REQUIRED WORK – Output each line of the material exactly as it stands.

## start RECORDS FOR THIS TASK

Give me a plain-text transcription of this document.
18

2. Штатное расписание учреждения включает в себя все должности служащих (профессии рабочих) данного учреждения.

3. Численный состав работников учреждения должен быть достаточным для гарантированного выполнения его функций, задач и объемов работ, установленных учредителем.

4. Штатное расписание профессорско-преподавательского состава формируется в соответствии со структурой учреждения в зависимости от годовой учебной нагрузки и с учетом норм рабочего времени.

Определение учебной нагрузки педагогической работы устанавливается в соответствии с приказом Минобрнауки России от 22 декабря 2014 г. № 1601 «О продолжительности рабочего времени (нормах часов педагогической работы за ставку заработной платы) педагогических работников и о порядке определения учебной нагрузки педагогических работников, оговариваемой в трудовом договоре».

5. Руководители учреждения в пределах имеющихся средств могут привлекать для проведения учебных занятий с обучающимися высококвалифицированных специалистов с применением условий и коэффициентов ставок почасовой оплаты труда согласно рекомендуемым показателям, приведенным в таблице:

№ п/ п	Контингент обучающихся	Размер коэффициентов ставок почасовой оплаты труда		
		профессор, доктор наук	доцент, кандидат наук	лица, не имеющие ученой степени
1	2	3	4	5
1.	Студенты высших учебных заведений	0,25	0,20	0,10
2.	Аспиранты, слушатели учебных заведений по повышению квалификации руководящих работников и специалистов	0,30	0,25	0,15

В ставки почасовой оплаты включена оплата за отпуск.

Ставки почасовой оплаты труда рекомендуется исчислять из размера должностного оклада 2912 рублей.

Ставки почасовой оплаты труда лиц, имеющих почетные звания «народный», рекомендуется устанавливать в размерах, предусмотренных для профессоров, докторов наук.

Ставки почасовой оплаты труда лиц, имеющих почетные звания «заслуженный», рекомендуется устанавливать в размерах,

## end RECORDS FOR THIS TASK

SOLUTION TO THE PROBLEM –
Give me a plain-text transcription of this document.
18

2. Штатное расписание учреждения включает в себя все должности служащих (профессии рабочих) данного учреждения.

3. Численный состав работников учреждения должен быть достаточным для гарантированного выполнения его функций, задач и объемов работ, установленных учредителем.

4. Штатное расписание профессорско-преподавательского состава формируется в соответствии со структурой учреждения в зависимости от годовой учебной нагрузки и с учетом норм рабочего времени.

Определение учебной нагрузки педагогической работы устанавливается в соответствии с приказом Минобрнауки России от 22 декабря 2014 г. № 1601 «О продолжительности рабочего времени (нормах часов педагогической работы за ставку заработной платы) педагогических работников и о порядке определения учебной нагрузки педагогических работников, оговариваемой в трудовом договоре».

5. Руководители учреждения в пределах имеющихся средств могут привлекать для проведения учебных занятий с обучающимися высококвалифицированных специалистов с применением условий и коэффициентов ставок почасовой оплаты труда согласно рекомендуемым показателям, приведенным в таблице:

№ п/ п	Контингент обучающихся	Размер коэффициентов ставок почасовой оплаты труда		
		профессор, доктор наук	доцент, кандидат наук	лица, не имеющие ученой степени
1	2	3	4	5
1.	Студенты высших учебных заведений	0,25	0,20	0,10
2.	Аспиранты, слушатели учебных заведений по повышению квалификации руководящих работников и специалистов	0,30	0,25	0,15

В ставки почасовой оплаты включена оплата за отпуск.

Ставки почасовой оплаты труда рекомендуется исчислять из размера должностного оклада 2912 рублей.

Ставки почасовой оплаты труда лиц, имеющих почетные звания «народный», рекомендуется устанавливать в размерах, предусмотренных для профессоров, докторов наук.

Ставки почасовой оплаты труда лиц, имеющих почетные звания «заслуженный», рекомендуется устанавливать в размерах,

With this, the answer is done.